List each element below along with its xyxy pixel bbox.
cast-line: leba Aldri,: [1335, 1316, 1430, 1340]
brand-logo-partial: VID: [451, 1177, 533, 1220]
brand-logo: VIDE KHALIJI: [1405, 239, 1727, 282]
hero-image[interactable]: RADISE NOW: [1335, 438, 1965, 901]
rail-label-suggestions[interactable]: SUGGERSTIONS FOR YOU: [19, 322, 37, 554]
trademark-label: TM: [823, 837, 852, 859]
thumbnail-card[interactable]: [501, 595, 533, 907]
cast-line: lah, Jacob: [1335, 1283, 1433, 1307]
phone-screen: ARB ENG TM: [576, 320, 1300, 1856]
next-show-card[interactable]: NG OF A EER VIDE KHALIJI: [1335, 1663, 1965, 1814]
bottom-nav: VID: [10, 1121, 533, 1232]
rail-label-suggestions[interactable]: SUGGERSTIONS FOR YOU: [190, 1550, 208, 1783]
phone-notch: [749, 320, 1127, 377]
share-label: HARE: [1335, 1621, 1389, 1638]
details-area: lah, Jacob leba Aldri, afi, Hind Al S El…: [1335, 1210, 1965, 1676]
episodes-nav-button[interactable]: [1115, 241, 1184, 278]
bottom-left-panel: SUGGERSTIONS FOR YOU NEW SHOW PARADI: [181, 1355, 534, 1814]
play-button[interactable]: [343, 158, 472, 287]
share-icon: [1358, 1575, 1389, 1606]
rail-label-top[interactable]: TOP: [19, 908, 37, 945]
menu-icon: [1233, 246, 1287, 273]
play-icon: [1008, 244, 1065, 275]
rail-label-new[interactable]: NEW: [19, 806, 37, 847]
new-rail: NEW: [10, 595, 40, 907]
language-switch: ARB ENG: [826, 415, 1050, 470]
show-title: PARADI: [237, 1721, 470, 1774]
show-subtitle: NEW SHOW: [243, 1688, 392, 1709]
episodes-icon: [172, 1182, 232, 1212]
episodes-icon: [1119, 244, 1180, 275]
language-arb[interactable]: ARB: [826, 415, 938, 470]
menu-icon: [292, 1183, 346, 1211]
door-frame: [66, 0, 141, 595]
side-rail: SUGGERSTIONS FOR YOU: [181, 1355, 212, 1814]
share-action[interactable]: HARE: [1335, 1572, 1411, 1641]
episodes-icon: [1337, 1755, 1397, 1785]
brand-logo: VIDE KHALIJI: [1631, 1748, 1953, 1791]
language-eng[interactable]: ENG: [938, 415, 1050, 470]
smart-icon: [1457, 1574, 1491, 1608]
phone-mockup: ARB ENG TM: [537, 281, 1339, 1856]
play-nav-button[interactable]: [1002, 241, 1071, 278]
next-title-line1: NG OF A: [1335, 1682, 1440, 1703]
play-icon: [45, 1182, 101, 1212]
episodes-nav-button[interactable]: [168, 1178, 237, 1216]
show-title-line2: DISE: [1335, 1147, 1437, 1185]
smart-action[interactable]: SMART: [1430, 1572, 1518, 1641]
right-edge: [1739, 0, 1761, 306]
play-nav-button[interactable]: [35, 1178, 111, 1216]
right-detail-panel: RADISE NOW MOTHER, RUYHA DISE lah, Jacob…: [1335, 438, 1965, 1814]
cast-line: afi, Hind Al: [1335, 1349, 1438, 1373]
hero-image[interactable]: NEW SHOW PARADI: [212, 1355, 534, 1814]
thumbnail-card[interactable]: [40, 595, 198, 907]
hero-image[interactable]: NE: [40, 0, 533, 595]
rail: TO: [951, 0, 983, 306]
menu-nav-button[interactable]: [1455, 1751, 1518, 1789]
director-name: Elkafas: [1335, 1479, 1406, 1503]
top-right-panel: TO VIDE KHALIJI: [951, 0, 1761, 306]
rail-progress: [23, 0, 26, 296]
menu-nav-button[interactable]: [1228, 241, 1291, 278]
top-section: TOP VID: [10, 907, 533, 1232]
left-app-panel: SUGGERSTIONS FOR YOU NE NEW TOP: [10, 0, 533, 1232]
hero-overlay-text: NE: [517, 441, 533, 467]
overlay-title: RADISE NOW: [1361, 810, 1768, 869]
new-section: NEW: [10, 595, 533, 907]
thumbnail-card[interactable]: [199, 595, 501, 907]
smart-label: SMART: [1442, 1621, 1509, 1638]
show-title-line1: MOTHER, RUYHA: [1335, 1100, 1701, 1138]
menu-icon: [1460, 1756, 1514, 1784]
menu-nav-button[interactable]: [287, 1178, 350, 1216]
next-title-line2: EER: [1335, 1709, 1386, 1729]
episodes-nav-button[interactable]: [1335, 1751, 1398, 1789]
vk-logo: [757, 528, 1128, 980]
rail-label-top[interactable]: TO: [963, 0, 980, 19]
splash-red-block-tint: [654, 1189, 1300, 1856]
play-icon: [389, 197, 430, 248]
◇ ◇ ◇ ◇
#### EXERCISE DIRECTIONS
Please copy every line of the records above word for word, leaving nothing out and adding nothing.

#### RESPONSE TO THE TASK
List each element below along with its xyxy pixel bbox.
cast-line: leba Aldri,: [1335, 1316, 1430, 1340]
brand-logo-partial: VID: [451, 1177, 533, 1220]
brand-logo: VIDE KHALIJI: [1405, 239, 1727, 282]
hero-image[interactable]: RADISE NOW: [1335, 438, 1965, 901]
rail-label-suggestions[interactable]: SUGGERSTIONS FOR YOU: [19, 322, 37, 554]
trademark-label: TM: [823, 837, 852, 859]
thumbnail-card[interactable]: [501, 595, 533, 907]
cast-line: lah, Jacob: [1335, 1283, 1433, 1307]
phone-screen: ARB ENG TM: [576, 320, 1300, 1856]
next-show-card[interactable]: NG OF A EER VIDE KHALIJI: [1335, 1663, 1965, 1814]
bottom-nav: VID: [10, 1121, 533, 1232]
rail-label-suggestions[interactable]: SUGGERSTIONS FOR YOU: [190, 1550, 208, 1783]
phone-notch: [749, 320, 1127, 377]
share-label: HARE: [1335, 1621, 1389, 1638]
details-area: lah, Jacob leba Aldri, afi, Hind Al S El…: [1335, 1210, 1965, 1676]
episodes-nav-button[interactable]: [1115, 241, 1184, 278]
bottom-left-panel: SUGGERSTIONS FOR YOU NEW SHOW PARADI: [181, 1355, 534, 1814]
play-button[interactable]: [343, 158, 472, 287]
share-icon: [1358, 1575, 1389, 1606]
rail-label-top[interactable]: TOP: [19, 908, 37, 945]
menu-icon: [1233, 246, 1287, 273]
play-icon: [1008, 244, 1065, 275]
rail-label-new[interactable]: NEW: [19, 806, 37, 847]
new-rail: NEW: [10, 595, 40, 907]
language-switch: ARB ENG: [826, 415, 1050, 470]
show-title: PARADI: [237, 1721, 470, 1774]
show-subtitle: NEW SHOW: [243, 1688, 392, 1709]
episodes-icon: [172, 1182, 232, 1212]
episodes-icon: [1119, 244, 1180, 275]
language-arb[interactable]: ARB: [826, 415, 938, 470]
menu-icon: [292, 1183, 346, 1211]
door-frame: [66, 0, 141, 595]
side-rail: SUGGERSTIONS FOR YOU: [181, 1355, 212, 1814]
share-action[interactable]: HARE: [1335, 1572, 1411, 1641]
episodes-icon: [1337, 1755, 1397, 1785]
brand-logo: VIDE KHALIJI: [1631, 1748, 1953, 1791]
language-eng[interactable]: ENG: [938, 415, 1050, 470]
smart-icon: [1457, 1574, 1491, 1608]
phone-mockup: ARB ENG TM: [537, 281, 1339, 1856]
play-nav-button[interactable]: [1002, 241, 1071, 278]
next-title-line1: NG OF A: [1335, 1682, 1440, 1703]
play-icon: [45, 1182, 101, 1212]
episodes-nav-button[interactable]: [168, 1178, 237, 1216]
show-title-line2: DISE: [1335, 1147, 1437, 1185]
smart-action[interactable]: SMART: [1430, 1572, 1518, 1641]
right-edge: [1739, 0, 1761, 306]
play-nav-button[interactable]: [35, 1178, 111, 1216]
right-detail-panel: RADISE NOW MOTHER, RUYHA DISE lah, Jacob…: [1335, 438, 1965, 1814]
cast-line: afi, Hind Al: [1335, 1349, 1438, 1373]
hero-image[interactable]: NEW SHOW PARADI: [212, 1355, 534, 1814]
thumbnail-card[interactable]: [40, 595, 198, 907]
hero-image[interactable]: NE: [40, 0, 533, 595]
rail: TO: [951, 0, 983, 306]
menu-nav-button[interactable]: [1455, 1751, 1518, 1789]
director-name: Elkafas: [1335, 1479, 1406, 1503]
top-right-panel: TO VIDE KHALIJI: [951, 0, 1761, 306]
rail-progress: [23, 0, 26, 296]
menu-nav-button[interactable]: [1228, 241, 1291, 278]
top-section: TOP VID: [10, 907, 533, 1232]
left-app-panel: SUGGERSTIONS FOR YOU NE NEW TOP: [10, 0, 533, 1232]
hero-overlay-text: NE: [517, 441, 533, 467]
overlay-title: RADISE NOW: [1361, 810, 1768, 869]
new-section: NEW: [10, 595, 533, 907]
thumbnail-card[interactable]: [199, 595, 501, 907]
smart-label: SMART: [1442, 1621, 1509, 1638]
show-title-line1: MOTHER, RUYHA: [1335, 1100, 1701, 1138]
menu-icon: [1460, 1756, 1514, 1784]
menu-nav-button[interactable]: [287, 1178, 350, 1216]
next-title-line2: EER: [1335, 1709, 1386, 1729]
episodes-nav-button[interactable]: [1335, 1751, 1398, 1789]
vk-logo: [757, 528, 1128, 980]
rail-label-top[interactable]: TO: [963, 0, 980, 19]
splash-red-block-tint: [654, 1189, 1300, 1856]
play-icon: [389, 197, 430, 248]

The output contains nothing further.